__DIRECTIONS FOR THIS TASK__
In your copy, repeat the records exactly and leave out the pictures.
begin RECORDS SUPPLIED
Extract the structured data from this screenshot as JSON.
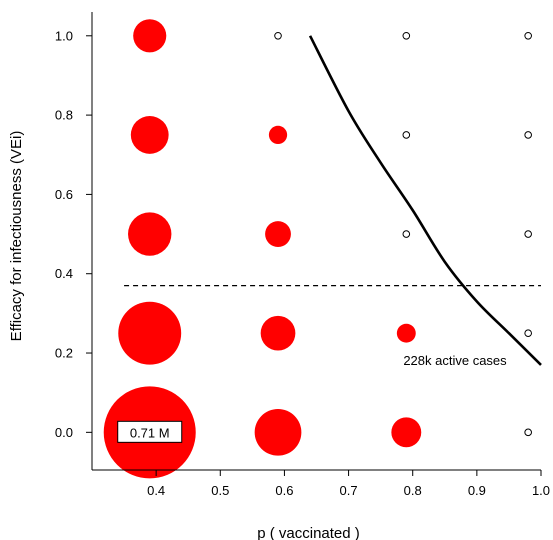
{
  "chart_data": {
    "type": "scatter",
    "title": "",
    "xlabel": "p ( vaccinated )",
    "ylabel": "Efficacy for infectiousness (VEi)",
    "xlim": [
      0.3,
      1.0
    ],
    "ylim": [
      -0.095,
      1.06
    ],
    "x_ticks": [
      "0.4",
      "0.5",
      "0.6",
      "0.7",
      "0.8",
      "0.9",
      "1.0"
    ],
    "y_ticks": [
      "0.0",
      "0.2",
      "0.4",
      "0.6",
      "0.8",
      "1.0"
    ],
    "grid": false,
    "colors": {
      "filled": "#ff0000",
      "open": "#000000",
      "curve": "#000000"
    },
    "size_encoding": "circle area proportional to active cases",
    "points": [
      {
        "x": 0.39,
        "y": 1.0,
        "cases_k": 92,
        "marker": "filled"
      },
      {
        "x": 0.39,
        "y": 0.75,
        "cases_k": 120,
        "marker": "filled"
      },
      {
        "x": 0.39,
        "y": 0.5,
        "cases_k": 158,
        "marker": "filled"
      },
      {
        "x": 0.39,
        "y": 0.25,
        "cases_k": 332,
        "marker": "filled"
      },
      {
        "x": 0.39,
        "y": 0.0,
        "cases_k": 710,
        "marker": "filled"
      },
      {
        "x": 0.59,
        "y": 1.0,
        "cases_k": 0,
        "marker": "open"
      },
      {
        "x": 0.59,
        "y": 0.75,
        "cases_k": 28,
        "marker": "filled"
      },
      {
        "x": 0.59,
        "y": 0.5,
        "cases_k": 56,
        "marker": "filled"
      },
      {
        "x": 0.59,
        "y": 0.25,
        "cases_k": 101,
        "marker": "filled"
      },
      {
        "x": 0.59,
        "y": 0.0,
        "cases_k": 183,
        "marker": "filled"
      },
      {
        "x": 0.79,
        "y": 1.0,
        "cases_k": 0,
        "marker": "open"
      },
      {
        "x": 0.79,
        "y": 0.75,
        "cases_k": 0,
        "marker": "open"
      },
      {
        "x": 0.79,
        "y": 0.5,
        "cases_k": 0,
        "marker": "open"
      },
      {
        "x": 0.79,
        "y": 0.25,
        "cases_k": 30,
        "marker": "filled"
      },
      {
        "x": 0.79,
        "y": 0.0,
        "cases_k": 75,
        "marker": "filled"
      },
      {
        "x": 0.98,
        "y": 1.0,
        "cases_k": 0,
        "marker": "open"
      },
      {
        "x": 0.98,
        "y": 0.75,
        "cases_k": 0,
        "marker": "open"
      },
      {
        "x": 0.98,
        "y": 0.5,
        "cases_k": 0,
        "marker": "open"
      },
      {
        "x": 0.98,
        "y": 0.25,
        "cases_k": 0,
        "marker": "open"
      },
      {
        "x": 0.98,
        "y": 0.0,
        "cases_k": 0,
        "marker": "open"
      }
    ],
    "threshold_curve": {
      "label": "228k active cases",
      "points": [
        [
          0.64,
          1.0
        ],
        [
          0.7,
          0.81
        ],
        [
          0.75,
          0.68
        ],
        [
          0.8,
          0.56
        ],
        [
          0.85,
          0.43
        ],
        [
          0.9,
          0.33
        ],
        [
          0.95,
          0.25
        ],
        [
          1.0,
          0.17
        ]
      ]
    },
    "dashed_line": {
      "y": 0.37,
      "x_from": 0.35,
      "x_to": 1.0
    },
    "annotations": [
      {
        "text": "0.71 M",
        "x": 0.39,
        "y": 0.0
      }
    ]
  }
}
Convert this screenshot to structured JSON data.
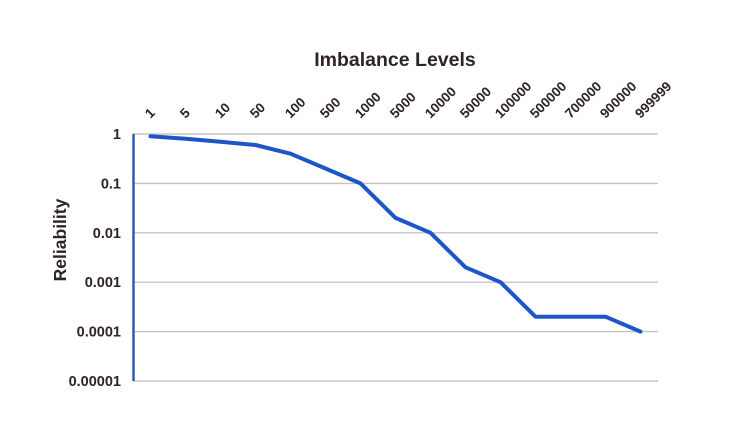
end RECORDS SUPPLIED
__COMPLETE ANSWER__
Extract the structured data from this screenshot as JSON.
{
  "chart_data": {
    "type": "scatter",
    "title": "",
    "xlabel": "p ( vaccinated )",
    "ylabel": "Efficacy for infectiousness (VEi)",
    "xlim": [
      0.3,
      1.0
    ],
    "ylim": [
      -0.095,
      1.06
    ],
    "x_ticks": [
      "0.4",
      "0.5",
      "0.6",
      "0.7",
      "0.8",
      "0.9",
      "1.0"
    ],
    "y_ticks": [
      "0.0",
      "0.2",
      "0.4",
      "0.6",
      "0.8",
      "1.0"
    ],
    "grid": false,
    "colors": {
      "filled": "#ff0000",
      "open": "#000000",
      "curve": "#000000"
    },
    "size_encoding": "circle area proportional to active cases",
    "points": [
      {
        "x": 0.39,
        "y": 1.0,
        "cases_k": 92,
        "marker": "filled"
      },
      {
        "x": 0.39,
        "y": 0.75,
        "cases_k": 120,
        "marker": "filled"
      },
      {
        "x": 0.39,
        "y": 0.5,
        "cases_k": 158,
        "marker": "filled"
      },
      {
        "x": 0.39,
        "y": 0.25,
        "cases_k": 332,
        "marker": "filled"
      },
      {
        "x": 0.39,
        "y": 0.0,
        "cases_k": 710,
        "marker": "filled"
      },
      {
        "x": 0.59,
        "y": 1.0,
        "cases_k": 0,
        "marker": "open"
      },
      {
        "x": 0.59,
        "y": 0.75,
        "cases_k": 28,
        "marker": "filled"
      },
      {
        "x": 0.59,
        "y": 0.5,
        "cases_k": 56,
        "marker": "filled"
      },
      {
        "x": 0.59,
        "y": 0.25,
        "cases_k": 101,
        "marker": "filled"
      },
      {
        "x": 0.59,
        "y": 0.0,
        "cases_k": 183,
        "marker": "filled"
      },
      {
        "x": 0.79,
        "y": 1.0,
        "cases_k": 0,
        "marker": "open"
      },
      {
        "x": 0.79,
        "y": 0.75,
        "cases_k": 0,
        "marker": "open"
      },
      {
        "x": 0.79,
        "y": 0.5,
        "cases_k": 0,
        "marker": "open"
      },
      {
        "x": 0.79,
        "y": 0.25,
        "cases_k": 30,
        "marker": "filled"
      },
      {
        "x": 0.79,
        "y": 0.0,
        "cases_k": 75,
        "marker": "filled"
      },
      {
        "x": 0.98,
        "y": 1.0,
        "cases_k": 0,
        "marker": "open"
      },
      {
        "x": 0.98,
        "y": 0.75,
        "cases_k": 0,
        "marker": "open"
      },
      {
        "x": 0.98,
        "y": 0.5,
        "cases_k": 0,
        "marker": "open"
      },
      {
        "x": 0.98,
        "y": 0.25,
        "cases_k": 0,
        "marker": "open"
      },
      {
        "x": 0.98,
        "y": 0.0,
        "cases_k": 0,
        "marker": "open"
      }
    ],
    "threshold_curve": {
      "label": "228k active cases",
      "points": [
        [
          0.64,
          1.0
        ],
        [
          0.7,
          0.81
        ],
        [
          0.75,
          0.68
        ],
        [
          0.8,
          0.56
        ],
        [
          0.85,
          0.43
        ],
        [
          0.9,
          0.33
        ],
        [
          0.95,
          0.25
        ],
        [
          1.0,
          0.17
        ]
      ]
    },
    "dashed_line": {
      "y": 0.37,
      "x_from": 0.35,
      "x_to": 1.0
    },
    "annotations": [
      {
        "text": "0.71 M",
        "x": 0.39,
        "y": 0.0
      }
    ]
  }
}
Convert this screenshot to structured JSON data.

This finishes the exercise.